What is being asked
Extract each line bearing the word "text".

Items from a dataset

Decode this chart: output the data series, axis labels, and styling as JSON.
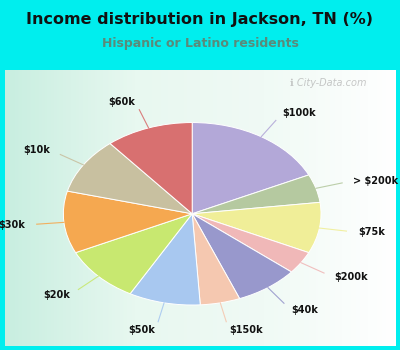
{
  "title": "Income distribution in Jackson, TN (%)",
  "subtitle": "Hispanic or Latino residents",
  "background_outer": "#00EEEE",
  "labels": [
    "$100k",
    "> $200k",
    "$75k",
    "$200k",
    "$40k",
    "$150k",
    "$50k",
    "$20k",
    "$30k",
    "$10k",
    "$60k"
  ],
  "sizes": [
    18,
    5,
    9,
    4,
    8,
    5,
    9,
    10,
    11,
    10,
    11
  ],
  "colors": [
    "#b3a8d8",
    "#b5c9a0",
    "#f0ee98",
    "#f0b8b8",
    "#9898cc",
    "#f5c8b0",
    "#a8c8f0",
    "#c8e870",
    "#f5a850",
    "#c8c0a0",
    "#d87070"
  ],
  "figsize": [
    4.0,
    3.5
  ],
  "dpi": 100,
  "title_fontsize": 11.5,
  "subtitle_fontsize": 9,
  "label_fontsize": 7,
  "subtitle_color": "#5a8a7a",
  "title_color": "#111111"
}
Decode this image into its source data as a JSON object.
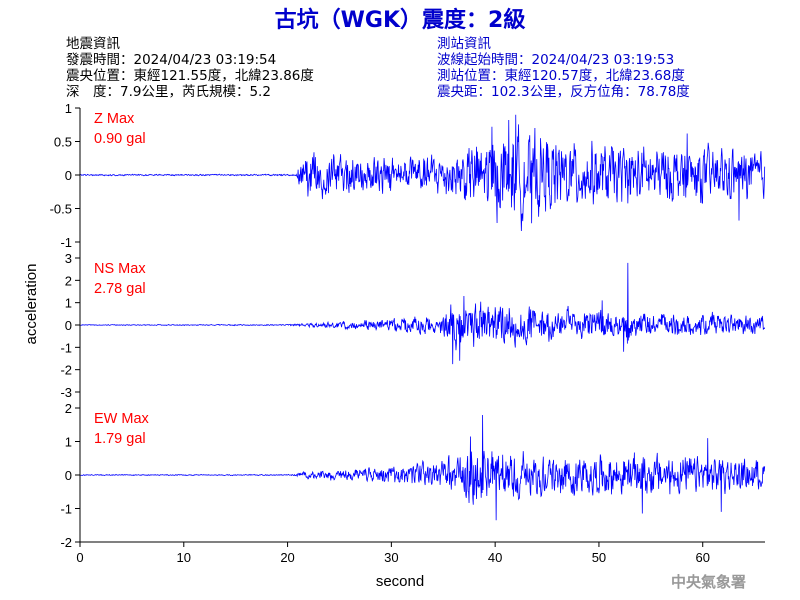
{
  "page": {
    "title": "古坑（WGK）震度：2級",
    "quake_info": {
      "heading": "地震資訊",
      "origin_time": "發震時間：2024/04/23 03:19:54",
      "epicenter": "震央位置：東經121.55度，北緯23.86度",
      "depth_mag": "深　度：7.9公里，芮氏規模：5.2"
    },
    "station_info": {
      "heading": "測站資訊",
      "wave_start": "波線起始時間：2024/04/23 03:19:53",
      "station_pos": "測站位置：東經120.57度，北緯23.68度",
      "distance": "震央距：102.3公里，反方位角：78.78度"
    },
    "credit": "中央氣象署",
    "colors": {
      "title": "#0000cc",
      "info_left": "#000000",
      "info_right": "#0000cc",
      "trace": "#0000ff",
      "max_label": "#ff0000",
      "axis": "#000000",
      "credit": "#999999"
    }
  },
  "chart_data": {
    "type": "line",
    "xlabel": "second",
    "ylabel": "acceleration",
    "xlim": [
      0,
      66
    ],
    "xticks": [
      0,
      10,
      20,
      30,
      40,
      50,
      60
    ],
    "panels": [
      {
        "name": "Z",
        "max_title": "Z Max",
        "max_value": "0.90 gal",
        "ylim": [
          -1,
          1
        ],
        "yticks": [
          -1,
          -0.5,
          0,
          0.5,
          1
        ],
        "ytick_labels": [
          "-1",
          "-0.5",
          "0",
          "0.5",
          "1"
        ],
        "envelope": [
          [
            0,
            0.012
          ],
          [
            20.8,
            0.012
          ],
          [
            21.2,
            0.25
          ],
          [
            22,
            0.42
          ],
          [
            25,
            0.35
          ],
          [
            30,
            0.3
          ],
          [
            33,
            0.32
          ],
          [
            36,
            0.4
          ],
          [
            38,
            0.55
          ],
          [
            41,
            0.7
          ],
          [
            43,
            0.75
          ],
          [
            46,
            0.6
          ],
          [
            50,
            0.5
          ],
          [
            55,
            0.48
          ],
          [
            60,
            0.45
          ],
          [
            66,
            0.4
          ]
        ],
        "peaks": [
          [
            42.0,
            0.9
          ],
          [
            43.5,
            -0.72
          ],
          [
            41.3,
            0.82
          ],
          [
            63.5,
            -0.68
          ],
          [
            58.5,
            0.62
          ],
          [
            39.7,
            0.72
          ]
        ]
      },
      {
        "name": "NS",
        "max_title": "NS Max",
        "max_value": "2.78 gal",
        "ylim": [
          -3,
          3
        ],
        "yticks": [
          -3,
          -2,
          -1,
          0,
          1,
          2,
          3
        ],
        "ytick_labels": [
          "-3",
          "-2",
          "-1",
          "0",
          "1",
          "2",
          "3"
        ],
        "envelope": [
          [
            0,
            0.02
          ],
          [
            20,
            0.03
          ],
          [
            22,
            0.1
          ],
          [
            27,
            0.22
          ],
          [
            30,
            0.35
          ],
          [
            33,
            0.5
          ],
          [
            35.2,
            0.6
          ],
          [
            36,
            1.15
          ],
          [
            40,
            1.05
          ],
          [
            45,
            0.85
          ],
          [
            50,
            0.7
          ],
          [
            55,
            0.6
          ],
          [
            60,
            0.55
          ],
          [
            66,
            0.5
          ]
        ],
        "peaks": [
          [
            52.8,
            2.78
          ],
          [
            35.9,
            -1.75
          ],
          [
            52.4,
            -1.2
          ],
          [
            37.0,
            1.3
          ],
          [
            50.3,
            1.1
          ],
          [
            36.6,
            -1.6
          ]
        ]
      },
      {
        "name": "EW",
        "max_title": "EW Max",
        "max_value": "1.79 gal",
        "ylim": [
          -2,
          2
        ],
        "yticks": [
          -2,
          -1,
          0,
          1,
          2
        ],
        "ytick_labels": [
          "-2",
          "-1",
          "0",
          "1",
          "2"
        ],
        "envelope": [
          [
            0,
            0.015
          ],
          [
            20.5,
            0.02
          ],
          [
            22,
            0.12
          ],
          [
            25,
            0.2
          ],
          [
            30,
            0.28
          ],
          [
            34,
            0.45
          ],
          [
            36,
            0.65
          ],
          [
            38,
            0.95
          ],
          [
            41,
            0.85
          ],
          [
            45,
            0.7
          ],
          [
            50,
            0.65
          ],
          [
            55,
            0.7
          ],
          [
            60,
            0.6
          ],
          [
            66,
            0.5
          ]
        ],
        "peaks": [
          [
            38.8,
            1.79
          ],
          [
            40.1,
            -1.35
          ],
          [
            37.6,
            1.15
          ],
          [
            54.2,
            -1.15
          ],
          [
            60.5,
            1.1
          ],
          [
            61.8,
            -1.1
          ]
        ]
      }
    ]
  }
}
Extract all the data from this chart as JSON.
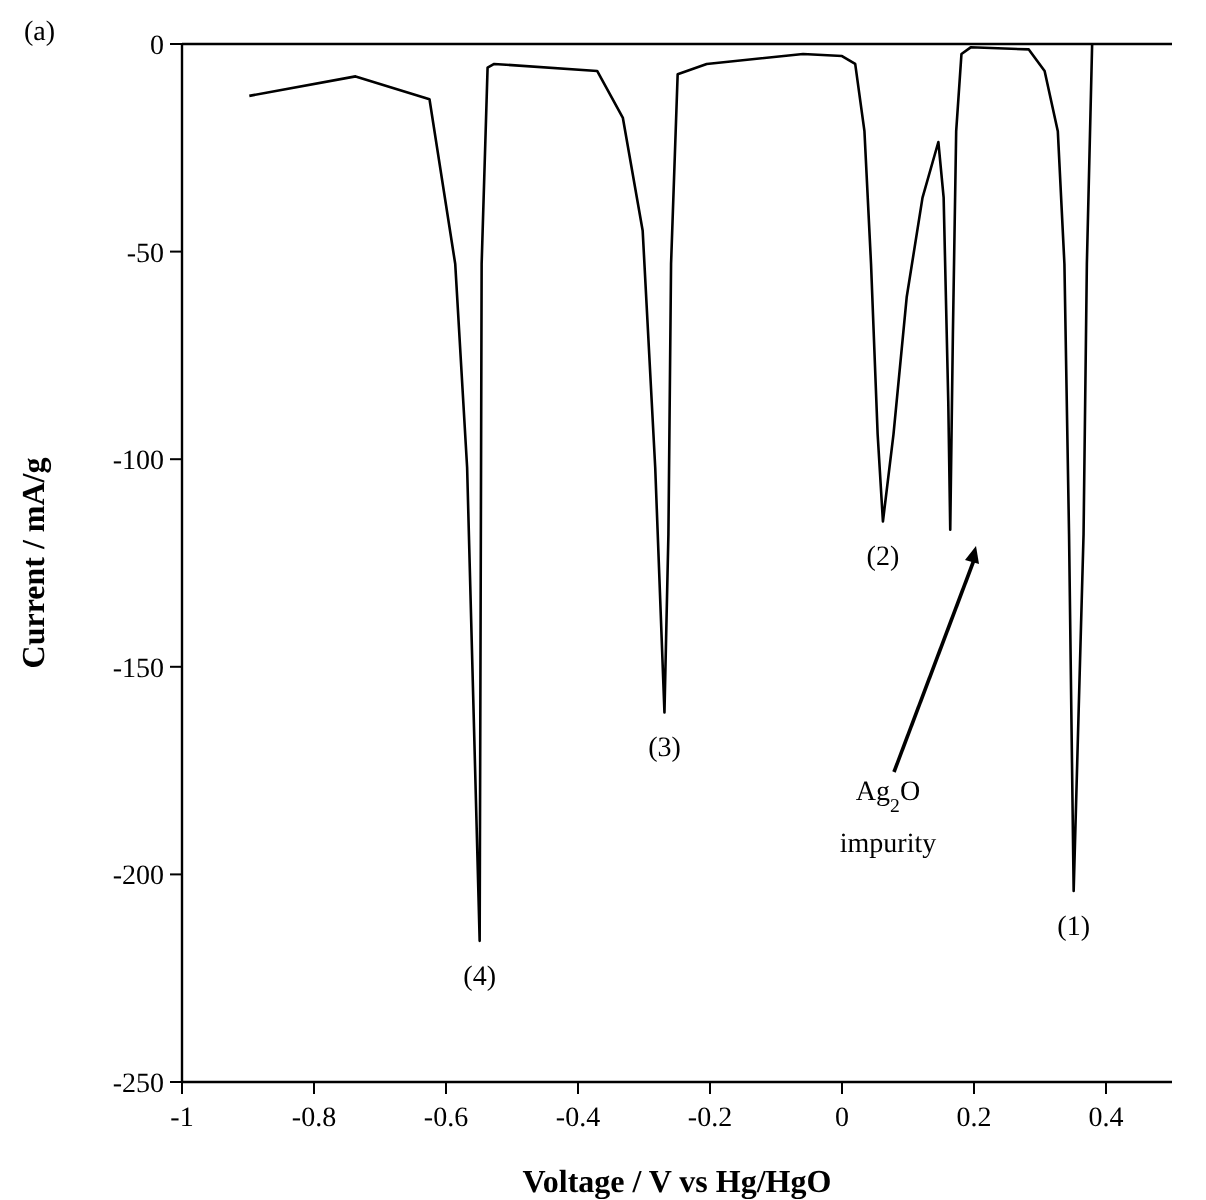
{
  "chart_data": {
    "type": "line",
    "xlabel": "Voltage / V vs Hg/HgO",
    "ylabel": "Current / mA/g",
    "xlim": [
      -1,
      0.5
    ],
    "xticks": [
      -1,
      -0.8,
      -0.6,
      -0.4,
      -0.2,
      0,
      0.2,
      0.4
    ],
    "ylim": [
      -250,
      0
    ],
    "yticks": [
      -250,
      -200,
      -150,
      -100,
      -50,
      0
    ],
    "grid": false,
    "marker": "none",
    "line_style": "solid",
    "series": [
      {
        "color": "#000000",
        "x": [
          -0.898,
          -0.737,
          -0.625,
          -0.586,
          -0.568,
          -0.549,
          -0.546,
          -0.537,
          -0.527,
          -0.371,
          -0.332,
          -0.302,
          -0.283,
          -0.269,
          -0.263,
          -0.259,
          -0.249,
          -0.205,
          -0.059,
          0,
          0.02,
          0.034,
          0.044,
          0.054,
          0.062,
          0.078,
          0.098,
          0.122,
          0.146,
          0.154,
          0.161,
          0.164,
          0.168,
          0.173,
          0.181,
          0.195,
          0.283,
          0.307,
          0.327,
          0.337,
          0.344,
          0.351,
          0.366,
          0.371,
          0.379
        ],
        "values": [
          -12.5,
          -7.8,
          -13.3,
          -53,
          -102,
          -216,
          -53,
          -5.7,
          -4.8,
          -6.5,
          -17.8,
          -45,
          -102,
          -161,
          -118,
          -53,
          -7.3,
          -4.8,
          -2.4,
          -2.9,
          -4.8,
          -21,
          -53,
          -94,
          -115,
          -94,
          -61,
          -37,
          -23.6,
          -37,
          -86,
          -117,
          -70,
          -21,
          -2.4,
          -0.8,
          -1.3,
          -6.5,
          -21,
          -53,
          -118,
          -204,
          -118,
          -53,
          0
        ]
      }
    ],
    "annotations": [
      "(a)",
      {
        "text": "(1)",
        "x": 0.351,
        "y": -204
      },
      {
        "text": "(2)",
        "x": 0.062,
        "y": -115
      },
      {
        "text": "(3)",
        "x": -0.269,
        "y": -161
      },
      {
        "text": "(4)",
        "x": -0.549,
        "y": -216
      },
      "Ag$_{2}$O impurity"
    ]
  }
}
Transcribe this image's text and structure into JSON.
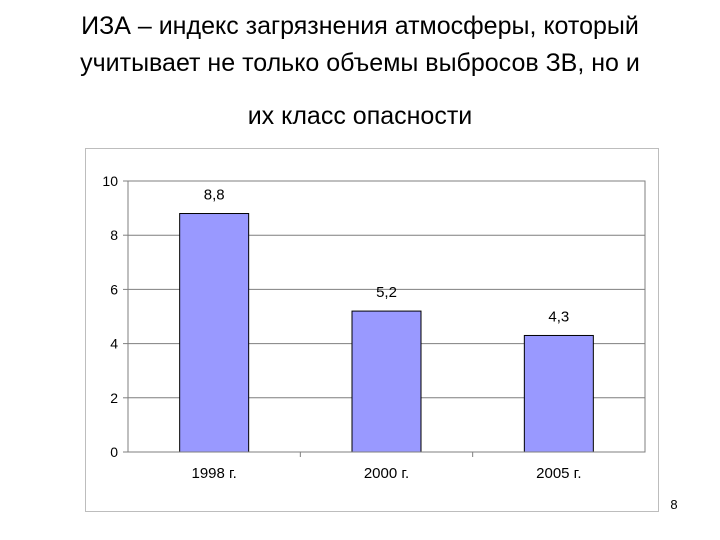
{
  "title": {
    "line1": "ИЗА – индекс загрязнения атмосферы, который",
    "line2": "учитывает не только объемы выбросов ЗВ, но и",
    "line3": "их класс опасности"
  },
  "slide_number": "8",
  "chart_data": {
    "type": "bar",
    "categories": [
      "1998 г.",
      "2000 г.",
      "2005 г."
    ],
    "values": [
      8.8,
      5.2,
      4.3
    ],
    "data_labels": [
      "8,8",
      "5,2",
      "4,3"
    ],
    "title": "",
    "xlabel": "",
    "ylabel": "",
    "ylim": [
      0,
      10
    ],
    "yticks": [
      0,
      2,
      4,
      6,
      8,
      10
    ],
    "grid": true,
    "legend": "none",
    "bar_color": "#9999ff",
    "bar_edge_color": "#000000",
    "grid_color": "#7f7f7f"
  }
}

Exercise response
        "text": "(1)",
        "text": "(2)",
        "text": "(3)",
        "text": "(4)",
Transcribe this image's text and structure into JSON.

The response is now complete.